Gather up every line that includes the string "ceiling".

Materials provided.

-------

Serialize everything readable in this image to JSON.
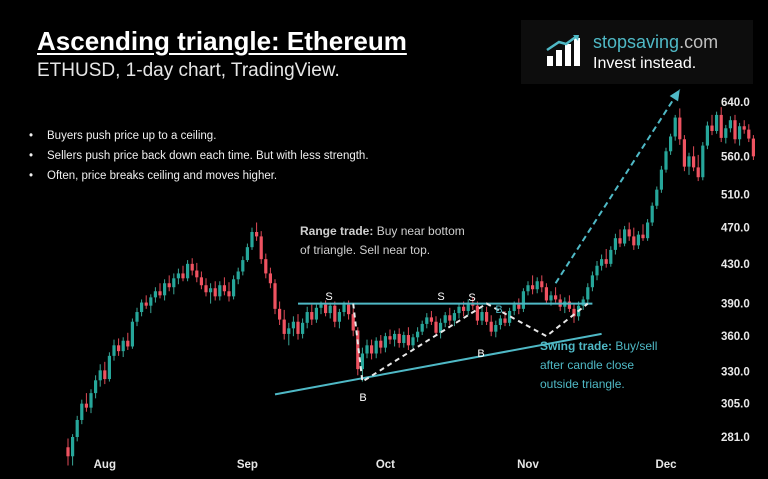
{
  "header": {
    "title": "Ascending triangle: Ethereum",
    "subtitle": "ETHUSD, 1-day chart, TradingView."
  },
  "bullets": [
    "Buyers push price up to a ceiling.",
    "Sellers push price back down each time. But with less strength.",
    "Often, price breaks ceiling and moves higher."
  ],
  "logo": {
    "name_part1": "stop",
    "name_part2": "saving",
    "name_part3": ".com",
    "tagline": "Invest instead."
  },
  "annotations": {
    "range_bold": "Range trade:",
    "range_line1_rest": " Buy near bottom",
    "range_line2": "of triangle. Sell near top.",
    "swing_bold": "Swing trade:",
    "swing_line1_rest": " Buy/sell",
    "swing_line2": "after candle close",
    "swing_line3": "outside triangle."
  },
  "points": [
    {
      "label": "S",
      "x": 329,
      "y": 300,
      "teal": false
    },
    {
      "label": "B",
      "x": 363,
      "y": 401,
      "teal": false
    },
    {
      "label": "S",
      "x": 441,
      "y": 300,
      "teal": false
    },
    {
      "label": "S",
      "x": 472,
      "y": 301,
      "teal": false
    },
    {
      "label": "B",
      "x": 481,
      "y": 357,
      "teal": false
    },
    {
      "label": "B",
      "x": 499,
      "y": 313,
      "teal": true
    }
  ],
  "colors": {
    "up": "#26a69a",
    "down": "#ef5361",
    "wick_up": "#3aa596",
    "wick_down": "#e04a57",
    "teal": "#4fb9c6",
    "dashes": "#e8e8e8",
    "background": "#000000"
  },
  "chart_data": {
    "type": "candlestick",
    "title": "Ascending triangle: Ethereum",
    "subtitle": "ETHUSD, 1-day chart, TradingView.",
    "y_ticks": [
      "640.0",
      "560.0",
      "510.0",
      "470.0",
      "430.0",
      "390.0",
      "360.0",
      "330.0",
      "305.0",
      "281.0"
    ],
    "y_tick_values": [
      640,
      560,
      510,
      470,
      430,
      390,
      360,
      330,
      305,
      281
    ],
    "x_ticks": [
      "Aug",
      "Sep",
      "Oct",
      "Nov",
      "Dec"
    ],
    "x_tick_day": [
      8,
      39,
      69,
      100,
      130
    ],
    "ylim": [
      262,
      682
    ],
    "scale": "log",
    "grid": false,
    "resistance": {
      "start_day": 50,
      "end_day": 114,
      "price": 390
    },
    "support": {
      "start": {
        "day": 45,
        "price": 312
      },
      "end": {
        "day": 116,
        "price": 362
      }
    },
    "range_path": [
      {
        "day": 62,
        "price": 390
      },
      {
        "day": 64,
        "price": 322
      },
      {
        "day": 91,
        "price": 390
      },
      {
        "day": 104,
        "price": 360
      },
      {
        "day": 113,
        "price": 390
      }
    ],
    "breakout_arrow": {
      "from": {
        "day": 106,
        "price": 410
      },
      "to": {
        "day": 133,
        "price": 660
      }
    },
    "candles": [
      [
        274,
        280,
        262,
        268
      ],
      [
        268,
        283,
        262,
        281
      ],
      [
        281,
        296,
        278,
        293
      ],
      [
        293,
        308,
        290,
        305
      ],
      [
        305,
        313,
        299,
        302
      ],
      [
        302,
        316,
        298,
        313
      ],
      [
        313,
        327,
        309,
        323
      ],
      [
        323,
        336,
        318,
        331
      ],
      [
        331,
        338,
        320,
        324
      ],
      [
        324,
        346,
        322,
        343
      ],
      [
        343,
        357,
        339,
        352
      ],
      [
        352,
        358,
        343,
        347
      ],
      [
        347,
        359,
        342,
        356
      ],
      [
        356,
        363,
        348,
        351
      ],
      [
        351,
        376,
        349,
        373
      ],
      [
        373,
        386,
        369,
        382
      ],
      [
        382,
        394,
        378,
        391
      ],
      [
        391,
        398,
        385,
        388
      ],
      [
        388,
        399,
        381,
        396
      ],
      [
        396,
        406,
        391,
        402
      ],
      [
        402,
        410,
        395,
        398
      ],
      [
        398,
        414,
        393,
        410
      ],
      [
        410,
        418,
        402,
        406
      ],
      [
        406,
        420,
        399,
        415
      ],
      [
        415,
        425,
        409,
        420
      ],
      [
        420,
        428,
        412,
        415
      ],
      [
        415,
        434,
        412,
        430
      ],
      [
        430,
        436,
        418,
        423
      ],
      [
        423,
        431,
        411,
        416
      ],
      [
        416,
        422,
        404,
        408
      ],
      [
        408,
        415,
        397,
        401
      ],
      [
        401,
        410,
        390,
        405
      ],
      [
        405,
        412,
        393,
        397
      ],
      [
        397,
        412,
        393,
        408
      ],
      [
        408,
        416,
        398,
        402
      ],
      [
        402,
        411,
        392,
        397
      ],
      [
        397,
        418,
        394,
        414
      ],
      [
        414,
        426,
        409,
        422
      ],
      [
        422,
        438,
        418,
        434
      ],
      [
        434,
        452,
        432,
        448
      ],
      [
        448,
        470,
        445,
        465
      ],
      [
        465,
        476,
        455,
        460
      ],
      [
        460,
        466,
        430,
        435
      ],
      [
        435,
        441,
        415,
        420
      ],
      [
        420,
        426,
        405,
        410
      ],
      [
        410,
        414,
        380,
        385
      ],
      [
        385,
        392,
        370,
        375
      ],
      [
        375,
        384,
        357,
        362
      ],
      [
        362,
        372,
        352,
        367
      ],
      [
        367,
        378,
        360,
        373
      ],
      [
        373,
        380,
        357,
        362
      ],
      [
        362,
        376,
        358,
        372
      ],
      [
        372,
        387,
        367,
        382
      ],
      [
        382,
        389,
        370,
        375
      ],
      [
        375,
        389,
        372,
        386
      ],
      [
        386,
        392,
        380,
        389
      ],
      [
        389,
        393,
        378,
        381
      ],
      [
        381,
        391,
        376,
        388
      ],
      [
        388,
        392,
        368,
        373
      ],
      [
        373,
        385,
        367,
        382
      ],
      [
        382,
        392,
        378,
        389
      ],
      [
        389,
        393,
        375,
        380
      ],
      [
        380,
        385,
        360,
        365
      ],
      [
        365,
        368,
        327,
        332
      ],
      [
        332,
        350,
        322,
        345
      ],
      [
        345,
        357,
        341,
        352
      ],
      [
        352,
        357,
        340,
        345
      ],
      [
        345,
        359,
        341,
        356
      ],
      [
        356,
        361,
        345,
        350
      ],
      [
        350,
        363,
        346,
        360
      ],
      [
        360,
        366,
        353,
        357
      ],
      [
        357,
        365,
        351,
        362
      ],
      [
        362,
        367,
        350,
        354
      ],
      [
        354,
        364,
        350,
        361
      ],
      [
        361,
        368,
        348,
        352
      ],
      [
        352,
        362,
        349,
        359
      ],
      [
        359,
        368,
        355,
        364
      ],
      [
        364,
        374,
        361,
        371
      ],
      [
        371,
        381,
        367,
        377
      ],
      [
        377,
        383,
        370,
        373
      ],
      [
        373,
        378,
        360,
        363
      ],
      [
        363,
        376,
        358,
        372
      ],
      [
        372,
        382,
        368,
        379
      ],
      [
        379,
        386,
        370,
        374
      ],
      [
        374,
        384,
        369,
        381
      ],
      [
        381,
        390,
        376,
        387
      ],
      [
        387,
        392,
        378,
        383
      ],
      [
        383,
        394,
        379,
        391
      ],
      [
        391,
        396,
        384,
        388
      ],
      [
        388,
        392,
        370,
        374
      ],
      [
        374,
        386,
        370,
        382
      ],
      [
        382,
        387,
        370,
        373
      ],
      [
        373,
        379,
        360,
        364
      ],
      [
        364,
        374,
        359,
        370
      ],
      [
        370,
        379,
        366,
        376
      ],
      [
        376,
        383,
        369,
        372
      ],
      [
        372,
        386,
        369,
        383
      ],
      [
        383,
        392,
        379,
        389
      ],
      [
        389,
        395,
        380,
        385
      ],
      [
        385,
        405,
        382,
        402
      ],
      [
        402,
        412,
        398,
        408
      ],
      [
        408,
        418,
        399,
        404
      ],
      [
        404,
        416,
        400,
        412
      ],
      [
        412,
        418,
        401,
        406
      ],
      [
        406,
        410,
        390,
        393
      ],
      [
        393,
        402,
        388,
        398
      ],
      [
        398,
        406,
        391,
        394
      ],
      [
        394,
        399,
        383,
        387
      ],
      [
        387,
        396,
        381,
        392
      ],
      [
        392,
        398,
        382,
        385
      ],
      [
        385,
        390,
        372,
        378
      ],
      [
        378,
        392,
        374,
        388
      ],
      [
        388,
        397,
        384,
        394
      ],
      [
        394,
        410,
        390,
        406
      ],
      [
        406,
        422,
        402,
        418
      ],
      [
        418,
        433,
        413,
        428
      ],
      [
        428,
        440,
        423,
        435
      ],
      [
        435,
        446,
        426,
        430
      ],
      [
        430,
        449,
        427,
        445
      ],
      [
        445,
        463,
        440,
        458
      ],
      [
        458,
        468,
        448,
        452
      ],
      [
        452,
        472,
        449,
        468
      ],
      [
        468,
        476,
        455,
        460
      ],
      [
        460,
        470,
        445,
        450
      ],
      [
        450,
        466,
        446,
        462
      ],
      [
        462,
        474,
        455,
        458
      ],
      [
        458,
        480,
        455,
        476
      ],
      [
        476,
        500,
        472,
        496
      ],
      [
        496,
        520,
        492,
        516
      ],
      [
        516,
        547,
        512,
        542
      ],
      [
        542,
        572,
        538,
        567
      ],
      [
        567,
        592,
        562,
        588
      ],
      [
        588,
        620,
        582,
        616
      ],
      [
        616,
        630,
        576,
        584
      ],
      [
        584,
        590,
        540,
        546
      ],
      [
        546,
        565,
        535,
        560
      ],
      [
        560,
        574,
        540,
        545
      ],
      [
        545,
        562,
        527,
        532
      ],
      [
        532,
        580,
        528,
        575
      ],
      [
        575,
        610,
        570,
        604
      ],
      [
        604,
        620,
        590,
        596
      ],
      [
        596,
        625,
        592,
        620
      ],
      [
        620,
        632,
        580,
        586
      ],
      [
        586,
        605,
        578,
        600
      ],
      [
        600,
        618,
        594,
        612
      ],
      [
        612,
        620,
        578,
        584
      ],
      [
        584,
        608,
        575,
        603
      ],
      [
        603,
        612,
        592,
        598
      ],
      [
        598,
        606,
        580,
        585
      ],
      [
        585,
        590,
        555,
        560
      ]
    ]
  }
}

-------

Right answer.
    "Buyers push price up to a ceiling.",
    "Often, price breaks ceiling and moves higher."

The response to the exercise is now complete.